*Challenge*. Write out every entry, unchanged. Skip any picture.

(Stored entries)
** begin **

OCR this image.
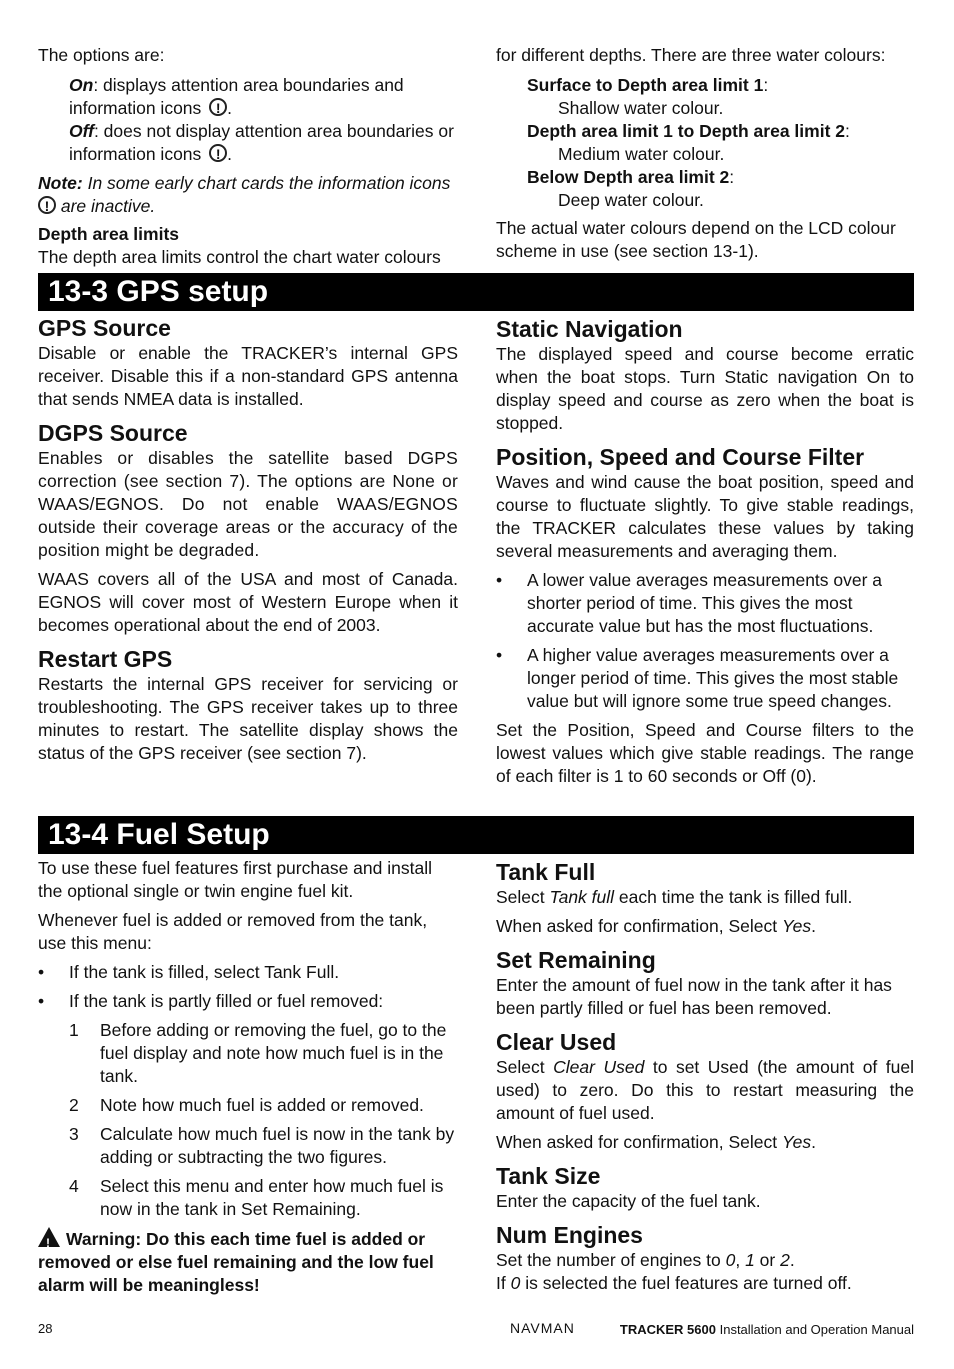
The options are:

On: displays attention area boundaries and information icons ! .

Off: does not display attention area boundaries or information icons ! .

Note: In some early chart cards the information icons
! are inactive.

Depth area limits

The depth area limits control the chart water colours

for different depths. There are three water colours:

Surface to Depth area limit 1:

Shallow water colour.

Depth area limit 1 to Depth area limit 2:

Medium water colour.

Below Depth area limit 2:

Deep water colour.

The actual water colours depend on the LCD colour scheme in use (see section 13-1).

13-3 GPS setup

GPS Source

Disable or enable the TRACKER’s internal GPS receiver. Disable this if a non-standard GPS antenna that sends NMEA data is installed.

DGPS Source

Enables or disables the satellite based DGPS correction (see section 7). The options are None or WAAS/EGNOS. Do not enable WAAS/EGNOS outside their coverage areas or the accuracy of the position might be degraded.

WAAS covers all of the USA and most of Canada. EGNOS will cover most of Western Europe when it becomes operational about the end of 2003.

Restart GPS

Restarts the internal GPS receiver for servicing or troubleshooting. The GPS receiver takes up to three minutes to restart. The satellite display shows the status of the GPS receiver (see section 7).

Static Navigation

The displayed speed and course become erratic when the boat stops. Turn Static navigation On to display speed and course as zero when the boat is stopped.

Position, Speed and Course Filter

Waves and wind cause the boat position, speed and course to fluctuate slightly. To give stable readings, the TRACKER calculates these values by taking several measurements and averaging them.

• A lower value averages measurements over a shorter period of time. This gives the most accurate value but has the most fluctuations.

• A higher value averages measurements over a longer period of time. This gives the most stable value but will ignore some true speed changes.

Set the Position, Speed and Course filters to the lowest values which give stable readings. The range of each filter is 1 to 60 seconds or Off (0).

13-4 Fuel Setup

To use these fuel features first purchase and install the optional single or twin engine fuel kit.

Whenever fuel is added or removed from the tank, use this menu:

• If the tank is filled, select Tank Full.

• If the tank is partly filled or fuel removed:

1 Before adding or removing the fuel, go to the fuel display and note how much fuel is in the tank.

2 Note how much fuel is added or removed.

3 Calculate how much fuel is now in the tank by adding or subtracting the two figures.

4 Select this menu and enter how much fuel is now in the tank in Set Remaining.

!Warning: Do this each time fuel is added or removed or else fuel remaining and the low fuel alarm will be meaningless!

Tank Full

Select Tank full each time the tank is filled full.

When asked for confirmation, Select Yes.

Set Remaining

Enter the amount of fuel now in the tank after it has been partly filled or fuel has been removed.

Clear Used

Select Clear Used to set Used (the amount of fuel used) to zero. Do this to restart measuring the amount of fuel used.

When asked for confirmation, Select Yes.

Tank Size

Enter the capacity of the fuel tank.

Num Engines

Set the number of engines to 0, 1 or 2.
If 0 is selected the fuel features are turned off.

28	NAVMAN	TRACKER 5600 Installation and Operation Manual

** end **

*Solution for this exercise*.
OCR this image.
The options are:

On: displays attention area boundaries and information icons ! .

Off: does not display attention area boundaries or information icons ! .

Note: In some early chart cards the information icons
! are inactive.

Depth area limits

The depth area limits control the chart water colours

for different depths. There are three water colours:

Surface to Depth area limit 1:

Shallow water colour.

Depth area limit 1 to Depth area limit 2:

Medium water colour.

Below Depth area limit 2:

Deep water colour.

The actual water colours depend on the LCD colour scheme in use (see section 13-1).

13-3 GPS setup

GPS Source

Disable or enable the TRACKER’s internal GPS receiver. Disable this if a non-standard GPS antenna that sends NMEA data is installed.

DGPS Source

Enables or disables the satellite based DGPS correction (see section 7). The options are None or WAAS/EGNOS. Do not enable WAAS/EGNOS outside their coverage areas or the accuracy of the position might be degraded.

WAAS covers all of the USA and most of Canada. EGNOS will cover most of Western Europe when it becomes operational about the end of 2003.

Restart GPS

Restarts the internal GPS receiver for servicing or troubleshooting. The GPS receiver takes up to three minutes to restart. The satellite display shows the status of the GPS receiver (see section 7).

Static Navigation

The displayed speed and course become erratic when the boat stops. Turn Static navigation On to display speed and course as zero when the boat is stopped.

Position, Speed and Course Filter

Waves and wind cause the boat position, speed and course to fluctuate slightly. To give stable readings, the TRACKER calculates these values by taking several measurements and averaging them.

• A lower value averages measurements over a shorter period of time. This gives the most accurate value but has the most fluctuations.

• A higher value averages measurements over a longer period of time. This gives the most stable value but will ignore some true speed changes.

Set the Position, Speed and Course filters to the lowest values which give stable readings. The range of each filter is 1 to 60 seconds or Off (0).

13-4 Fuel Setup

To use these fuel features first purchase and install the optional single or twin engine fuel kit.

Whenever fuel is added or removed from the tank, use this menu:

• If the tank is filled, select Tank Full.

• If the tank is partly filled or fuel removed:

1 Before adding or removing the fuel, go to the fuel display and note how much fuel is in the tank.

2 Note how much fuel is added or removed.

3 Calculate how much fuel is now in the tank by adding or subtracting the two figures.

4 Select this menu and enter how much fuel is now in the tank in Set Remaining.

!Warning: Do this each time fuel is added or removed or else fuel remaining and the low fuel alarm will be meaningless!

Tank Full

Select Tank full each time the tank is filled full.

When asked for confirmation, Select Yes.

Set Remaining

Enter the amount of fuel now in the tank after it has been partly filled or fuel has been removed.

Clear Used

Select Clear Used to set Used (the amount of fuel used) to zero. Do this to restart measuring the amount of fuel used.

When asked for confirmation, Select Yes.

Tank Size

Enter the capacity of the fuel tank.

Num Engines

Set the number of engines to 0, 1 or 2.
If 0 is selected the fuel features are turned off.

28	NAVMAN	TRACKER 5600 Installation and Operation Manual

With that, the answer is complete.